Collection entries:

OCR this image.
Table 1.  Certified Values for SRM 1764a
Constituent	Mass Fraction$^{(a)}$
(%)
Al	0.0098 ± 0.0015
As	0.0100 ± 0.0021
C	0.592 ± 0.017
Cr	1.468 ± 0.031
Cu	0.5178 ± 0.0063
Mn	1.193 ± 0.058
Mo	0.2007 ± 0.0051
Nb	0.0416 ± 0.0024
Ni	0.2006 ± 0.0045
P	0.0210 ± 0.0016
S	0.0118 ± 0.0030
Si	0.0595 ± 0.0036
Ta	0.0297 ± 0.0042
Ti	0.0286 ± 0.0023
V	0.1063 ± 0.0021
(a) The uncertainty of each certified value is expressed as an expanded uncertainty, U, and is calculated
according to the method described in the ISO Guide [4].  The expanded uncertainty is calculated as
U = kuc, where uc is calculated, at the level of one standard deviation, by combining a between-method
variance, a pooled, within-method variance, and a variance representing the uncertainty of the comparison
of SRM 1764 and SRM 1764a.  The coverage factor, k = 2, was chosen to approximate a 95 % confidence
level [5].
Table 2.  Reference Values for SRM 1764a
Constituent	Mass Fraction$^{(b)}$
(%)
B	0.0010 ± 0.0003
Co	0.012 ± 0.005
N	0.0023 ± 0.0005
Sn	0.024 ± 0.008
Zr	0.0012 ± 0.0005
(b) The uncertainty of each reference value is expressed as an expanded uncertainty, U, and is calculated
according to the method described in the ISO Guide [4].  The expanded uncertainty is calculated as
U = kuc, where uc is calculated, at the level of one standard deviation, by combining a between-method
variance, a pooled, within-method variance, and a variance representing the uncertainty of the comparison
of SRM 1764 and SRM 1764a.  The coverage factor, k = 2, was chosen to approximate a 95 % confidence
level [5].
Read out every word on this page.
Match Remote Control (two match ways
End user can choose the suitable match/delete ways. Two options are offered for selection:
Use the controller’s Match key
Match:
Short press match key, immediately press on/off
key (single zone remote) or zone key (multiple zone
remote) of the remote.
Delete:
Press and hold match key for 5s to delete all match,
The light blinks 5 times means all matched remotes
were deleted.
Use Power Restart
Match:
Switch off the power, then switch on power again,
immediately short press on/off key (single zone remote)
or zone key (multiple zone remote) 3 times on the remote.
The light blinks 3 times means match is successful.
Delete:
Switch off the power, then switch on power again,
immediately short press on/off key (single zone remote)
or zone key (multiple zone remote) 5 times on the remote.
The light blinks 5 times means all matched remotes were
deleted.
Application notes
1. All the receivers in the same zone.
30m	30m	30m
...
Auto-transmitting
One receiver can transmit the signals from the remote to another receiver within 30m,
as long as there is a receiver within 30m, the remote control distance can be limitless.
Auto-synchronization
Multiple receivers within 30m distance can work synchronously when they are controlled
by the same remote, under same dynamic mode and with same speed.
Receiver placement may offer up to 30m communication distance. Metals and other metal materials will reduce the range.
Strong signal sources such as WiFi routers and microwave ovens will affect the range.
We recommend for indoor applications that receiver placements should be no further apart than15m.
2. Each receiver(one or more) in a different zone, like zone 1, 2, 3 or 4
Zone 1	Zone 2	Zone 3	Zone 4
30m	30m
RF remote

TO DO. Repeat the lines above exactly.

TASK RESPONSE.
OCR this image.
Table 1.  Certified Values for SRM 1764a
Constituent	Mass Fraction$^{(a)}$
(%)
Al	0.0098 ± 0.0015
As	0.0100 ± 0.0021
C	0.592 ± 0.017
Cr	1.468 ± 0.031
Cu	0.5178 ± 0.0063
Mn	1.193 ± 0.058
Mo	0.2007 ± 0.0051
Nb	0.0416 ± 0.0024
Ni	0.2006 ± 0.0045
P	0.0210 ± 0.0016
S	0.0118 ± 0.0030
Si	0.0595 ± 0.0036
Ta	0.0297 ± 0.0042
Ti	0.0286 ± 0.0023
V	0.1063 ± 0.0021
(a) The uncertainty of each certified value is expressed as an expanded uncertainty, U, and is calculated
according to the method described in the ISO Guide [4].  The expanded uncertainty is calculated as
U = kuc, where uc is calculated, at the level of one standard deviation, by combining a between-method
variance, a pooled, within-method variance, and a variance representing the uncertainty of the comparison
of SRM 1764 and SRM 1764a.  The coverage factor, k = 2, was chosen to approximate a 95 % confidence
level [5].
Table 2.  Reference Values for SRM 1764a
Constituent	Mass Fraction$^{(b)}$
(%)
B	0.0010 ± 0.0003
Co	0.012 ± 0.005
N	0.0023 ± 0.0005
Sn	0.024 ± 0.008
Zr	0.0012 ± 0.0005
(b) The uncertainty of each reference value is expressed as an expanded uncertainty, U, and is calculated
according to the method described in the ISO Guide [4].  The expanded uncertainty is calculated as
U = kuc, where uc is calculated, at the level of one standard deviation, by combining a between-method
variance, a pooled, within-method variance, and a variance representing the uncertainty of the comparison
of SRM 1764 and SRM 1764a.  The coverage factor, k = 2, was chosen to approximate a 95 % confidence
level [5].
Read out every word on this page.
Match Remote Control (two match ways
End user can choose the suitable match/delete ways. Two options are offered for selection:
Use the controller’s Match key
Match:
Short press match key, immediately press on/off
key (single zone remote) or zone key (multiple zone
remote) of the remote.
Delete:
Press and hold match key for 5s to delete all match,
The light blinks 5 times means all matched remotes
were deleted.
Use Power Restart
Match:
Switch off the power, then switch on power again,
immediately short press on/off key (single zone remote)
or zone key (multiple zone remote) 3 times on the remote.
The light blinks 3 times means match is successful.
Delete:
Switch off the power, then switch on power again,
immediately short press on/off key (single zone remote)
or zone key (multiple zone remote) 5 times on the remote.
The light blinks 5 times means all matched remotes were
deleted.
Application notes
1. All the receivers in the same zone.
30m	30m	30m
...
Auto-transmitting
One receiver can transmit the signals from the remote to another receiver within 30m,
as long as there is a receiver within 30m, the remote control distance can be limitless.
Auto-synchronization
Multiple receivers within 30m distance can work synchronously when they are controlled
by the same remote, under same dynamic mode and with same speed.
Receiver placement may offer up to 30m communication distance. Metals and other metal materials will reduce the range.
Strong signal sources such as WiFi routers and microwave ovens will affect the range.
We recommend for indoor applications that receiver placements should be no further apart than15m.
2. Each receiver(one or more) in a different zone, like zone 1, 2, 3 or 4
Zone 1	Zone 2	Zone 3	Zone 4
30m	30m
RF remote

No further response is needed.